◆ **RECORDED DATA**
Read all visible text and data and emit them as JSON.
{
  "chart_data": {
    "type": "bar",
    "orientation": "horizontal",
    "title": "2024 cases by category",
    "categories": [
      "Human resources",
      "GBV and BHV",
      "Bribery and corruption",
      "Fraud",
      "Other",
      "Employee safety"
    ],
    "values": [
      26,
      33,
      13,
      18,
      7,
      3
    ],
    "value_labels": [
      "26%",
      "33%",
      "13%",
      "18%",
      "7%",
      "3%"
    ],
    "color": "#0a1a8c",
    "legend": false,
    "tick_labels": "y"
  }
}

◆ **CHALLENGE**
Copy the data above exactly. Every line must be included.

◆ **ANSWER TO THIS TASK**
Read all visible text and data and emit them as JSON.
{
  "chart_data": {
    "type": "bar",
    "orientation": "horizontal",
    "title": "2024 cases by category",
    "categories": [
      "Human resources",
      "GBV and BHV",
      "Bribery and corruption",
      "Fraud",
      "Other",
      "Employee safety"
    ],
    "values": [
      26,
      33,
      13,
      18,
      7,
      3
    ],
    "value_labels": [
      "26%",
      "33%",
      "13%",
      "18%",
      "7%",
      "3%"
    ],
    "color": "#0a1a8c",
    "legend": false,
    "tick_labels": "y"
  }
}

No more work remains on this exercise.